Qué hacer:
1. Según el pasaje sobre Brígida y Dará, ¿detrás de qué montañas salió el sol?
2. Devuelve sin cambiar nada la parte del pasaje sobre Brígida y Dará que empieza con "Sus corazones rebosaban" y sigue hasta "de la mañana.".

Pasaje del texto:

####

Sus corazones rebosaban en tal forma, que la noche voló mientras conversaban y no se dieron cuenta de que habían pasado muchas horas.
Entonces salió el sol tras las montañas de Wicklow, y su luz pura y blanca vino a iluminar y a alegrar la faz de la tierra. Brígida suspiró al ver la hermosura del cielo y de la tierra: sabía que los ojos de Dará estaban cerrados a toda esta belleza.
Inclinó entonces la cabeza y rezó; extendió su mano e hizo la señal de la cruz sobre las apagadas órbitas de la dulce hermana.
Entonces cesó la oscuridad, y Dará vio la esfera dorada en el oriente y los árboles y las flores, que brillaban, con el rocío a la luz de la mañana.
Se quedó mirando un instante y luego, volviéndose a la abadesa le dijo: «querida Madre, le ruego vuelva a cerrar mis ojos, porque cuando el mundo está así de visible a los ojos, el alma ve menos claramente a Dios».

####

Líneas extraídas:
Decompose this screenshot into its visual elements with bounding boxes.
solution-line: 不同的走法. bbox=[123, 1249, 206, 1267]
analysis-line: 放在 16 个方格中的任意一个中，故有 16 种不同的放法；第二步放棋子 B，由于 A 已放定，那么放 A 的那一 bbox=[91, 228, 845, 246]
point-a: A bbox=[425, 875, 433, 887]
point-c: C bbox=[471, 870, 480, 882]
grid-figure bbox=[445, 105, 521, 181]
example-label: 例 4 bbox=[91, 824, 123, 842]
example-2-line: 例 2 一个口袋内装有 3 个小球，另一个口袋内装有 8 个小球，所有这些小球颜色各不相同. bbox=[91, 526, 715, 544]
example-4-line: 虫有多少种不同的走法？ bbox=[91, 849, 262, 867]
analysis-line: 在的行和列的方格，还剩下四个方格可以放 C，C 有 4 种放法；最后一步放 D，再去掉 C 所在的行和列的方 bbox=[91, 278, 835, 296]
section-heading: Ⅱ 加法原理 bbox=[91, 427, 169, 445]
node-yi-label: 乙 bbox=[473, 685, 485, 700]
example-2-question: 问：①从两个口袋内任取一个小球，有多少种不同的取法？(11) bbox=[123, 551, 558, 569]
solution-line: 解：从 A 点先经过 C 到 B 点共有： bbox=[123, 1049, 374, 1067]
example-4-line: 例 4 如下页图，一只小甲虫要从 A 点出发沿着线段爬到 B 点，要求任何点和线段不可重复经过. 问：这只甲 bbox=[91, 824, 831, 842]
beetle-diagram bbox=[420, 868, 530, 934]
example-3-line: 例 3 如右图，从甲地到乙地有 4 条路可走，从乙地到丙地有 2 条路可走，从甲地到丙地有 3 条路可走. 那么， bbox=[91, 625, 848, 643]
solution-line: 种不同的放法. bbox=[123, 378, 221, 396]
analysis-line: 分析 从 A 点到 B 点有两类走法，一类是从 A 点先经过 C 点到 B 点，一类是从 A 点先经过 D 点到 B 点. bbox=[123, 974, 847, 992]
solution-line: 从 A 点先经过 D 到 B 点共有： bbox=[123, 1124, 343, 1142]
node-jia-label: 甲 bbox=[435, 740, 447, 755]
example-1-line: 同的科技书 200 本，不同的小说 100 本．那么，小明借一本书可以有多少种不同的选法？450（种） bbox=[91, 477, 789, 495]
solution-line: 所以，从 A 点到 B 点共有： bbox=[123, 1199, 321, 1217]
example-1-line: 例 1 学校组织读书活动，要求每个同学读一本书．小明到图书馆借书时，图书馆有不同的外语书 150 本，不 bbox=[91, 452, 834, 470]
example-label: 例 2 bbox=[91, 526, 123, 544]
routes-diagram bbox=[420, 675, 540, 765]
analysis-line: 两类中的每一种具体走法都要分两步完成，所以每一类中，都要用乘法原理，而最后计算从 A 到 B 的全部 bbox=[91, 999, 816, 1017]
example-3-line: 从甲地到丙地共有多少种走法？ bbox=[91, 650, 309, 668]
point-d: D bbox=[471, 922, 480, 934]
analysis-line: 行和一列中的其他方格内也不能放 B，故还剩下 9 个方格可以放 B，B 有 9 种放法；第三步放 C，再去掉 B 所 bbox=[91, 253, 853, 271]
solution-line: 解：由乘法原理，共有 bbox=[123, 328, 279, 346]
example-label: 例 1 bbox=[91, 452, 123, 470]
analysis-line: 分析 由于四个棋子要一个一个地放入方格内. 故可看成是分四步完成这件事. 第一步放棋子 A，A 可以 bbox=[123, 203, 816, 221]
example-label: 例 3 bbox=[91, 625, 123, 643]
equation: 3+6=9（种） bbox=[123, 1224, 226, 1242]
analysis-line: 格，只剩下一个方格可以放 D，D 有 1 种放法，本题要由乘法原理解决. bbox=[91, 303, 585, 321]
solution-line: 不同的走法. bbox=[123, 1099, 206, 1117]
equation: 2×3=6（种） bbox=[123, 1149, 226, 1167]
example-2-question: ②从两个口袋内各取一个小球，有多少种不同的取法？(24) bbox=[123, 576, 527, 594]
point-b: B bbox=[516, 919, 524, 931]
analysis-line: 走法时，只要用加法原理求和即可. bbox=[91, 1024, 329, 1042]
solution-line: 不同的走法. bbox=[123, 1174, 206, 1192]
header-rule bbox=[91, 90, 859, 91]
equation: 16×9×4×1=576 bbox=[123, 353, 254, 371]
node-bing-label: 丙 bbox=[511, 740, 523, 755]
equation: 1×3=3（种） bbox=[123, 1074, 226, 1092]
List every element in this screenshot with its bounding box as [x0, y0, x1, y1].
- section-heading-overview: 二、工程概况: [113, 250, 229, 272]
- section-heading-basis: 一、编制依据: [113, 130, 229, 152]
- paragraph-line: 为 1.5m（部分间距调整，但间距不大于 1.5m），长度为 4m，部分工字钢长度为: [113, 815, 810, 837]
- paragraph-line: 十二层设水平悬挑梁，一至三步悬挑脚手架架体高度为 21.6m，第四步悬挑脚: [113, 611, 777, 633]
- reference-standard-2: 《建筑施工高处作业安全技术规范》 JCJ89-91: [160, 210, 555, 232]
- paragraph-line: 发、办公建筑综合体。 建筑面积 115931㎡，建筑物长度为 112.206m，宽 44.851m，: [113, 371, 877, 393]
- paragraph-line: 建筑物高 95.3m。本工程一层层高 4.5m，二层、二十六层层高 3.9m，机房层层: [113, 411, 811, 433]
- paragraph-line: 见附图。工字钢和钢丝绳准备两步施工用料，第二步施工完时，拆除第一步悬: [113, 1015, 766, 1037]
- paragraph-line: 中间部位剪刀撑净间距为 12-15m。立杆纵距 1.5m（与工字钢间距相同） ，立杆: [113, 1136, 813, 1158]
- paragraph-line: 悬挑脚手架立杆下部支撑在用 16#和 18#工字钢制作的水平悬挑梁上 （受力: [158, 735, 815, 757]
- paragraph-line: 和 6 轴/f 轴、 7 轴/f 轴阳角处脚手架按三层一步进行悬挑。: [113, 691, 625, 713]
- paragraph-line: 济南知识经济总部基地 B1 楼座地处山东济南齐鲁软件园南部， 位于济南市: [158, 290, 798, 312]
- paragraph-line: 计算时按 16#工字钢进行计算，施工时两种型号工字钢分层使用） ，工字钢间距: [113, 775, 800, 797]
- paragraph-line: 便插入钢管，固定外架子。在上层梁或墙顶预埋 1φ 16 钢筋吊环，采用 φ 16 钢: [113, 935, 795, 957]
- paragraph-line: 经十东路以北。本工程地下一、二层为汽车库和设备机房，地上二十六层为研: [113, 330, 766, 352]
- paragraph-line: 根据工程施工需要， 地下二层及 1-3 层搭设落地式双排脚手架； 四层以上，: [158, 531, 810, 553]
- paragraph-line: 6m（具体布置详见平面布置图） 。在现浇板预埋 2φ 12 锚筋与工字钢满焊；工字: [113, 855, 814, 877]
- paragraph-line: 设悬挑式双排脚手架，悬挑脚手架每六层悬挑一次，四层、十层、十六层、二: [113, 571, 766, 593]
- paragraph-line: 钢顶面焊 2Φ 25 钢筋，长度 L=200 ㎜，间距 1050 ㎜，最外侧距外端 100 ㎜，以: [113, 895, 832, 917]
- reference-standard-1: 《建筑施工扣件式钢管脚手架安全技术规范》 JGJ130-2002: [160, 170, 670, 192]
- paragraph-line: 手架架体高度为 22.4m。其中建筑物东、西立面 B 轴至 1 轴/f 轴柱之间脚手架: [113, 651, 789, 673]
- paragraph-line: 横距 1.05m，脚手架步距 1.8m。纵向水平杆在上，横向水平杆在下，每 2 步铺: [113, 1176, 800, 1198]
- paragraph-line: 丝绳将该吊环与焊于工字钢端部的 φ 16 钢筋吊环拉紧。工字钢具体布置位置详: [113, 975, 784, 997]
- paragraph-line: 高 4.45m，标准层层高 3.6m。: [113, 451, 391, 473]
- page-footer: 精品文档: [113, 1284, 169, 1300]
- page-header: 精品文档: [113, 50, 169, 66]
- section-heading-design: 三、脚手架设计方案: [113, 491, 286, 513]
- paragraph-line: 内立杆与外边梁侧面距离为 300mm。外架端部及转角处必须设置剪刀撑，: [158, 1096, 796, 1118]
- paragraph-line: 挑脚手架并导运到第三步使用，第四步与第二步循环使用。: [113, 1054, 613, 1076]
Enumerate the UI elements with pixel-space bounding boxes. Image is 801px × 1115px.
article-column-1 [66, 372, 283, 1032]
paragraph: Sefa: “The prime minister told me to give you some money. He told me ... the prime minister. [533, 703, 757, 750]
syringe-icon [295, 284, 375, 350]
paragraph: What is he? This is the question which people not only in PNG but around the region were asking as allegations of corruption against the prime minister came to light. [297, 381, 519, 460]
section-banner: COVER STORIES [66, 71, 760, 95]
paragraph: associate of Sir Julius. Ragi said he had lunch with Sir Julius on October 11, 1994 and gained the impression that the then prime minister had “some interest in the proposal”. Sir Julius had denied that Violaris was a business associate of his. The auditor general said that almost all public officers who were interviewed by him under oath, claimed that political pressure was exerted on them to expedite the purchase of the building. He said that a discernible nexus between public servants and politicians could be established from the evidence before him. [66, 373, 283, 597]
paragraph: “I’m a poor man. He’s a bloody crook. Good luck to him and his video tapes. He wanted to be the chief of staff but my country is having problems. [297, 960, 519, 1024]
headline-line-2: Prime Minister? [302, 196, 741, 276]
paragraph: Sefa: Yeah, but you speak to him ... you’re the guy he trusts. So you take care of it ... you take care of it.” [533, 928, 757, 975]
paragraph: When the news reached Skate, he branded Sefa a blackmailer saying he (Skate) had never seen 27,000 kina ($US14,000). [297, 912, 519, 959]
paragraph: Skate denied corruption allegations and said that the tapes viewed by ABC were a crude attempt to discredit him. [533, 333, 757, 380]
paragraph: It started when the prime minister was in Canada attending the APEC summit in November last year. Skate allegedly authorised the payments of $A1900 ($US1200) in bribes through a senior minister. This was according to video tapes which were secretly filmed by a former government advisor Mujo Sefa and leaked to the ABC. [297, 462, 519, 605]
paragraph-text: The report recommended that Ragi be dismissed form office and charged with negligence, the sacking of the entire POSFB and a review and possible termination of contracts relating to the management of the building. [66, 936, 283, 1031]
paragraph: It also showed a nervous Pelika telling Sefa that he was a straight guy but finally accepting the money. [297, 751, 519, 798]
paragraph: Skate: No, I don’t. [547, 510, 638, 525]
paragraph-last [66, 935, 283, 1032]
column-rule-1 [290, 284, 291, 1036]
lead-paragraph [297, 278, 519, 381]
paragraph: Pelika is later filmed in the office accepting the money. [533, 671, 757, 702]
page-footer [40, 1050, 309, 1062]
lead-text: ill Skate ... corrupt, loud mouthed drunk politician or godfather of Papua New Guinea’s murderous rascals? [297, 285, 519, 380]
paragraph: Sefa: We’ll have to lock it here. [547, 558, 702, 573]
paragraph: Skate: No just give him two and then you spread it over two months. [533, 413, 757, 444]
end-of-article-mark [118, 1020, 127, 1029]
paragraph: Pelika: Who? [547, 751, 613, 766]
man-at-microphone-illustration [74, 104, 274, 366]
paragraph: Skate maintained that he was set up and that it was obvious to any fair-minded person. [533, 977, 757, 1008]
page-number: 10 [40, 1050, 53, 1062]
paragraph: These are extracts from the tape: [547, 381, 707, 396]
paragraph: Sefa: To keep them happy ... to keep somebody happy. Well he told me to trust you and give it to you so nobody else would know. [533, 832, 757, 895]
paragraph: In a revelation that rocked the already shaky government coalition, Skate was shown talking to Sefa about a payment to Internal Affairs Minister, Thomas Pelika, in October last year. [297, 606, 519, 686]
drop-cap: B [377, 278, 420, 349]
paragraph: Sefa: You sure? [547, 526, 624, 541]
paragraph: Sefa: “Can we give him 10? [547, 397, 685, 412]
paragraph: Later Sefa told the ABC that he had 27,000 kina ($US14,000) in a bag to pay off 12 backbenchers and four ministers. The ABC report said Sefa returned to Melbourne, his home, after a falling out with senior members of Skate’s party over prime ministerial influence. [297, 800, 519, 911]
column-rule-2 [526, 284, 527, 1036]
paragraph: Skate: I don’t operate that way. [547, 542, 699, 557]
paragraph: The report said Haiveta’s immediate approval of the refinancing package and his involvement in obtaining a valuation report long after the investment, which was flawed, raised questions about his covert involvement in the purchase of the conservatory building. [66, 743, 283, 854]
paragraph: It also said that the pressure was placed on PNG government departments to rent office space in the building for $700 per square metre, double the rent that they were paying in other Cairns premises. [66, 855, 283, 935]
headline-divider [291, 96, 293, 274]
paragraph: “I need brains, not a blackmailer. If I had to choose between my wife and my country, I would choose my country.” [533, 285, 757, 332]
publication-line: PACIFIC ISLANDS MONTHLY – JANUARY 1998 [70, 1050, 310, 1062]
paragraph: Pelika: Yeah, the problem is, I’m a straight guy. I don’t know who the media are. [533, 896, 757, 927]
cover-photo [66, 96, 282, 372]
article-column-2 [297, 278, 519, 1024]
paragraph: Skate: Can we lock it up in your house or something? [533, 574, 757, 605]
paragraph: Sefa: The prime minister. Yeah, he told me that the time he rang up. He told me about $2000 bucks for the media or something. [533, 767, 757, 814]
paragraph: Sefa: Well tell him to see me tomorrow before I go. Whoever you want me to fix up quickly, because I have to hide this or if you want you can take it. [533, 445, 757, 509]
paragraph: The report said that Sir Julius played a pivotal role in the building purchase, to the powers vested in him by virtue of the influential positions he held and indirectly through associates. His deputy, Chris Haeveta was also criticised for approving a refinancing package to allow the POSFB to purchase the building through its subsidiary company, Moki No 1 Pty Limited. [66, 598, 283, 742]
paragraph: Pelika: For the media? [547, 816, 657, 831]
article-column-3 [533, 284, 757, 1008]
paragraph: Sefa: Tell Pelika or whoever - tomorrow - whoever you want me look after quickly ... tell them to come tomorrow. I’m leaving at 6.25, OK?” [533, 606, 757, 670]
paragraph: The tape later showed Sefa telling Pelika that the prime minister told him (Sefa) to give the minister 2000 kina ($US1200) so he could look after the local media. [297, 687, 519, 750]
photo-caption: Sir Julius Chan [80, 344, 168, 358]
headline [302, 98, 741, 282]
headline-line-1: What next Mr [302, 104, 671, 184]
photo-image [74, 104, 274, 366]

####

Respuestas:
1. Detrás de las montañas de Wicklow.

2.
Sus corazones rebosaban en tal forma, que la noche voló mientras conversaban y no se dieron cuenta de que habían pasado muchas horas.
Entonces salió el sol tras las montañas de Wicklow, y su luz pura y blanca vino a iluminar y a alegrar la faz de la tierra. Brígida suspiró al ver la hermosura del cielo y de la tierra: sabía que los ojos de Dará estaban cerrados a toda esta belleza.
Inclinó entonces la cabeza y rezó; extendió su mano e hizo la señal de la cruz sobre las apagadas órbitas de la dulce hermana.
Entonces cesó la oscuridad, y Dará vio la esfera dorada en el oriente y los árboles y las flores, que brillaban, con el rocío a la luz de la mañana.